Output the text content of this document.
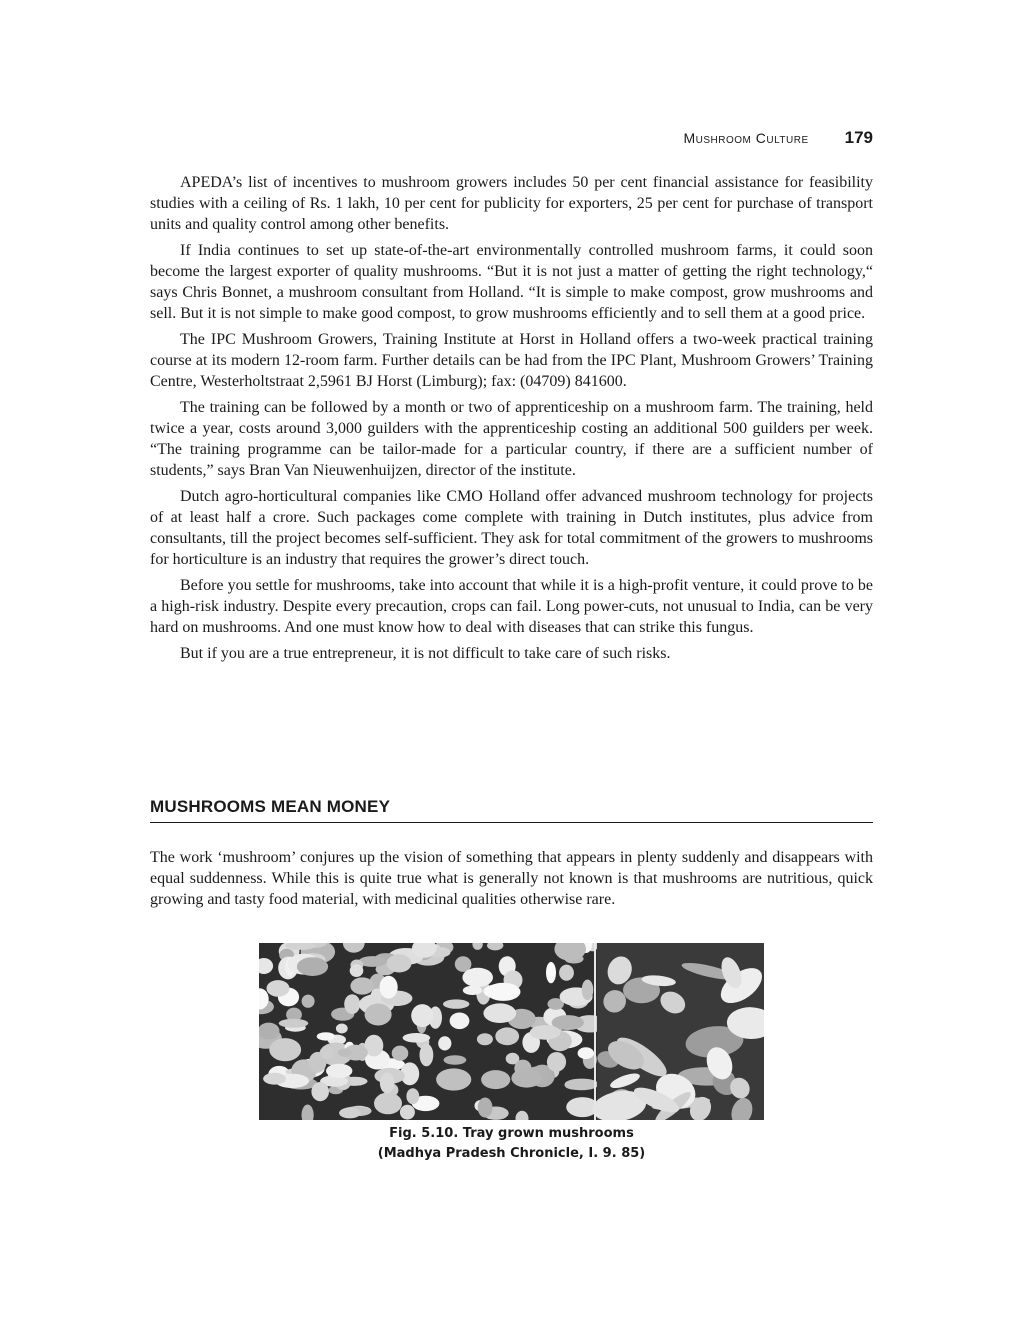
Mushroom Culture 179

APEDA’s list of incentives to mushroom growers includes 50 per cent financial assistance for feasibility studies with a ceiling of Rs. 1 lakh, 10 per cent for publicity for exporters, 25 per cent for purchase of transport units and quality control among other benefits.

If India continues to set up state-of-the-art environmentally controlled mushroom farms, it could soon become the largest exporter of quality mushrooms. “But it is not just a matter of getting the right technology,“ says Chris Bonnet, a mushroom consultant from Holland. “It is simple to make compost, grow mushrooms and sell. But it is not simple to make good compost, to grow mushrooms efficiently and to sell them at a good price.

The IPC Mushroom Growers, Training Institute at Horst in Holland offers a two-week practical training course at its modern 12-room farm. Further details can be had from the IPC Plant, Mushroom Growers’ Training Centre, Westerholtstraat 2,5961 BJ Horst (Limburg); fax: (04709) 841600.

The training can be followed by a month or two of apprenticeship on a mushroom farm. The training, held twice a year, costs around 3,000 guilders with the apprenticeship costing an additional 500 guilders per week. “The training programme can be tailor-made for a particular country, if there are a sufficient number of students,” says Bran Van Nieuwenhuijzen, director of the institute.

Dutch agro-horticultural companies like CMO Holland offer advanced mushroom technology for projects of at least half a crore. Such packages come complete with training in Dutch institutes, plus advice from consultants, till the project becomes self-sufficient. They ask for total commitment of the growers to mushrooms for horticulture is an industry that requires the grower’s direct touch.

Before you settle for mushrooms, take into account that while it is a high-profit venture, it could prove to be a high-risk industry. Despite every precaution, crops can fail. Long power-cuts, not unusual to India, can be very hard on mushrooms. And one must know how to deal with diseases that can strike this fungus.

But if you are a true entrepreneur, it is not difficult to take care of such risks.

MUSHROOMS MEAN MONEY

The work ‘mushroom’ conjures up the vision of something that appears in plenty suddenly and disappears with equal suddenness. While this is quite true what is generally not known is that mushrooms are nutritious, quick growing and tasty food material, with medicinal qualities otherwise rare.

Fig. 5.10. Tray grown mushrooms
(Madhya Pradesh Chronicle, I. 9. 85)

---

### Stated exercise
Copy every line that contains the string "true".

### Solution to the problem
But if you are a true entrepreneur, it is not difficult to take care of such risks.
The work ‘mushroom’ conjures up the vision of something that appears in plenty suddenly and disappears with equal suddenness. While this is quite true what is generally not known is that mushrooms are nutritious, quick growing and tasty food material, with medicinal qualities otherwise rare.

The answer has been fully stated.